» SHORT EXERCISE
All of the data below should be written out exactly.

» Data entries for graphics
'''

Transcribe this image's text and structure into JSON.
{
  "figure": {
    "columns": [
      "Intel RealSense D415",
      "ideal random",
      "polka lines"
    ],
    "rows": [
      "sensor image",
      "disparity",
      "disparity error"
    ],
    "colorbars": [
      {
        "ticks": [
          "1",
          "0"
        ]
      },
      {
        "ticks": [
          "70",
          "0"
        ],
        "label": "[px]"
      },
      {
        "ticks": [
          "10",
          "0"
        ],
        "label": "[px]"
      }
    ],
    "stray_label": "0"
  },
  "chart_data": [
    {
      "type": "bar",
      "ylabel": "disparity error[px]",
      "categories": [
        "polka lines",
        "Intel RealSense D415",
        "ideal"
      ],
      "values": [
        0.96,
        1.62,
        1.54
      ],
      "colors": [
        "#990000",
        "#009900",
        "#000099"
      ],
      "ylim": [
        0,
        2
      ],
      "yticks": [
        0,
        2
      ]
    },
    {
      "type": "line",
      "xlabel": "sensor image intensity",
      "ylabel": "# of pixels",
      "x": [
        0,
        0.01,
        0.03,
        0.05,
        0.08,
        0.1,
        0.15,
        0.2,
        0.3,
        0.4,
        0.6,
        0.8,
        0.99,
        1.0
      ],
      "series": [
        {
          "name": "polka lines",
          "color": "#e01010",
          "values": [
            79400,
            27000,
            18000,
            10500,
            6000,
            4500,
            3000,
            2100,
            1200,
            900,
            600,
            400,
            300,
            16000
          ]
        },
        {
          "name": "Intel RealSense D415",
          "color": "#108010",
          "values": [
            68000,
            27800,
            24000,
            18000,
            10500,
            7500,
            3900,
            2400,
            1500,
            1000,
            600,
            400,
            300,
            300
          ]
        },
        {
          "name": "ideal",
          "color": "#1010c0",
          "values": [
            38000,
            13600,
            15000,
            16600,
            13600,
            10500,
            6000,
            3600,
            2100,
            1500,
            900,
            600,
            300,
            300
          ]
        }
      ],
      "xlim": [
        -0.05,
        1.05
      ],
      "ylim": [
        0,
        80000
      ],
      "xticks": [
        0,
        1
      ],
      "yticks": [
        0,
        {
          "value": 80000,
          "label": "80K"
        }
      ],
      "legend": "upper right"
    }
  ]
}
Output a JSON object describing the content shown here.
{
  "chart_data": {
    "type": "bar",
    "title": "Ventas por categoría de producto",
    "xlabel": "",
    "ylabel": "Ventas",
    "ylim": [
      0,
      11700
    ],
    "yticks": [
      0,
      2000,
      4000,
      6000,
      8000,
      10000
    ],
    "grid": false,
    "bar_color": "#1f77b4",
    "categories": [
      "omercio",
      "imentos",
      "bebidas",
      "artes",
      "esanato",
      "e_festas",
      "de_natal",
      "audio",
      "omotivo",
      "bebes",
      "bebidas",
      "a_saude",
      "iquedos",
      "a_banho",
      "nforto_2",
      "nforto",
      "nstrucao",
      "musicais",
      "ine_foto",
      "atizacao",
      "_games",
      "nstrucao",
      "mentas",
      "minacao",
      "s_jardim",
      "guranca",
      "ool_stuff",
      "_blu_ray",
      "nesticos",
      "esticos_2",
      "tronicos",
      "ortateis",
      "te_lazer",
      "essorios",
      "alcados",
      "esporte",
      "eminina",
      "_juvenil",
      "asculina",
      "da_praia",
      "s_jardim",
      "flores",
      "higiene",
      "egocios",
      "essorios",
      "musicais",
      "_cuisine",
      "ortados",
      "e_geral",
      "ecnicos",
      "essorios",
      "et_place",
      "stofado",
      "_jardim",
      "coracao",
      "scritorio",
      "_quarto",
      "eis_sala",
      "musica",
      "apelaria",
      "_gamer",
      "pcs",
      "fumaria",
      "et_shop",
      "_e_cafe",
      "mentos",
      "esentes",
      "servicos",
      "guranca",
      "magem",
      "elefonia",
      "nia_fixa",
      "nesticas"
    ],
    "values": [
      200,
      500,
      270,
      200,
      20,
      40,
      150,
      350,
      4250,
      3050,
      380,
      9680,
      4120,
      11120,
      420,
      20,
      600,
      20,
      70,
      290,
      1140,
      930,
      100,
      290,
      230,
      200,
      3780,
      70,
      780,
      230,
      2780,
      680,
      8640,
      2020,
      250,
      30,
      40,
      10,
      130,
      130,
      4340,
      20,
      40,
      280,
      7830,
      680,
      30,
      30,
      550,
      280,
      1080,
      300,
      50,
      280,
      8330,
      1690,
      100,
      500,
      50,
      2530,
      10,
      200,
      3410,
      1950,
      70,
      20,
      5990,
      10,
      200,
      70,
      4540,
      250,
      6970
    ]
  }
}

'''

» EXERCISE ANSWER
Transcribe this image's text and structure into JSON.
{
  "figure": {
    "columns": [
      "Intel RealSense D415",
      "ideal random",
      "polka lines"
    ],
    "rows": [
      "sensor image",
      "disparity",
      "disparity error"
    ],
    "colorbars": [
      {
        "ticks": [
          "1",
          "0"
        ]
      },
      {
        "ticks": [
          "70",
          "0"
        ],
        "label": "[px]"
      },
      {
        "ticks": [
          "10",
          "0"
        ],
        "label": "[px]"
      }
    ],
    "stray_label": "0"
  },
  "chart_data": [
    {
      "type": "bar",
      "ylabel": "disparity error[px]",
      "categories": [
        "polka lines",
        "Intel RealSense D415",
        "ideal"
      ],
      "values": [
        0.96,
        1.62,
        1.54
      ],
      "colors": [
        "#990000",
        "#009900",
        "#000099"
      ],
      "ylim": [
        0,
        2
      ],
      "yticks": [
        0,
        2
      ]
    },
    {
      "type": "line",
      "xlabel": "sensor image intensity",
      "ylabel": "# of pixels",
      "x": [
        0,
        0.01,
        0.03,
        0.05,
        0.08,
        0.1,
        0.15,
        0.2,
        0.3,
        0.4,
        0.6,
        0.8,
        0.99,
        1.0
      ],
      "series": [
        {
          "name": "polka lines",
          "color": "#e01010",
          "values": [
            79400,
            27000,
            18000,
            10500,
            6000,
            4500,
            3000,
            2100,
            1200,
            900,
            600,
            400,
            300,
            16000
          ]
        },
        {
          "name": "Intel RealSense D415",
          "color": "#108010",
          "values": [
            68000,
            27800,
            24000,
            18000,
            10500,
            7500,
            3900,
            2400,
            1500,
            1000,
            600,
            400,
            300,
            300
          ]
        },
        {
          "name": "ideal",
          "color": "#1010c0",
          "values": [
            38000,
            13600,
            15000,
            16600,
            13600,
            10500,
            6000,
            3600,
            2100,
            1500,
            900,
            600,
            300,
            300
          ]
        }
      ],
      "xlim": [
        -0.05,
        1.05
      ],
      "ylim": [
        0,
        80000
      ],
      "xticks": [
        0,
        1
      ],
      "yticks": [
        0,
        {
          "value": 80000,
          "label": "80K"
        }
      ],
      "legend": "upper right"
    }
  ]
}
Output a JSON object describing the content shown here.
{
  "chart_data": {
    "type": "bar",
    "title": "Ventas por categoría de producto",
    "xlabel": "",
    "ylabel": "Ventas",
    "ylim": [
      0,
      11700
    ],
    "yticks": [
      0,
      2000,
      4000,
      6000,
      8000,
      10000
    ],
    "grid": false,
    "bar_color": "#1f77b4",
    "categories": [
      "omercio",
      "imentos",
      "bebidas",
      "artes",
      "esanato",
      "e_festas",
      "de_natal",
      "audio",
      "omotivo",
      "bebes",
      "bebidas",
      "a_saude",
      "iquedos",
      "a_banho",
      "nforto_2",
      "nforto",
      "nstrucao",
      "musicais",
      "ine_foto",
      "atizacao",
      "_games",
      "nstrucao",
      "mentas",
      "minacao",
      "s_jardim",
      "guranca",
      "ool_stuff",
      "_blu_ray",
      "nesticos",
      "esticos_2",
      "tronicos",
      "ortateis",
      "te_lazer",
      "essorios",
      "alcados",
      "esporte",
      "eminina",
      "_juvenil",
      "asculina",
      "da_praia",
      "s_jardim",
      "flores",
      "higiene",
      "egocios",
      "essorios",
      "musicais",
      "_cuisine",
      "ortados",
      "e_geral",
      "ecnicos",
      "essorios",
      "et_place",
      "stofado",
      "_jardim",
      "coracao",
      "scritorio",
      "_quarto",
      "eis_sala",
      "musica",
      "apelaria",
      "_gamer",
      "pcs",
      "fumaria",
      "et_shop",
      "_e_cafe",
      "mentos",
      "esentes",
      "servicos",
      "guranca",
      "magem",
      "elefonia",
      "nia_fixa",
      "nesticas"
    ],
    "values": [
      200,
      500,
      270,
      200,
      20,
      40,
      150,
      350,
      4250,
      3050,
      380,
      9680,
      4120,
      11120,
      420,
      20,
      600,
      20,
      70,
      290,
      1140,
      930,
      100,
      290,
      230,
      200,
      3780,
      70,
      780,
      230,
      2780,
      680,
      8640,
      2020,
      250,
      30,
      40,
      10,
      130,
      130,
      4340,
      20,
      40,
      280,
      7830,
      680,
      30,
      30,
      550,
      280,
      1080,
      300,
      50,
      280,
      8330,
      1690,
      100,
      500,
      50,
      2530,
      10,
      200,
      3410,
      1950,
      70,
      20,
      5990,
      10,
      200,
      70,
      4540,
      250,
      6970
    ]
  }
}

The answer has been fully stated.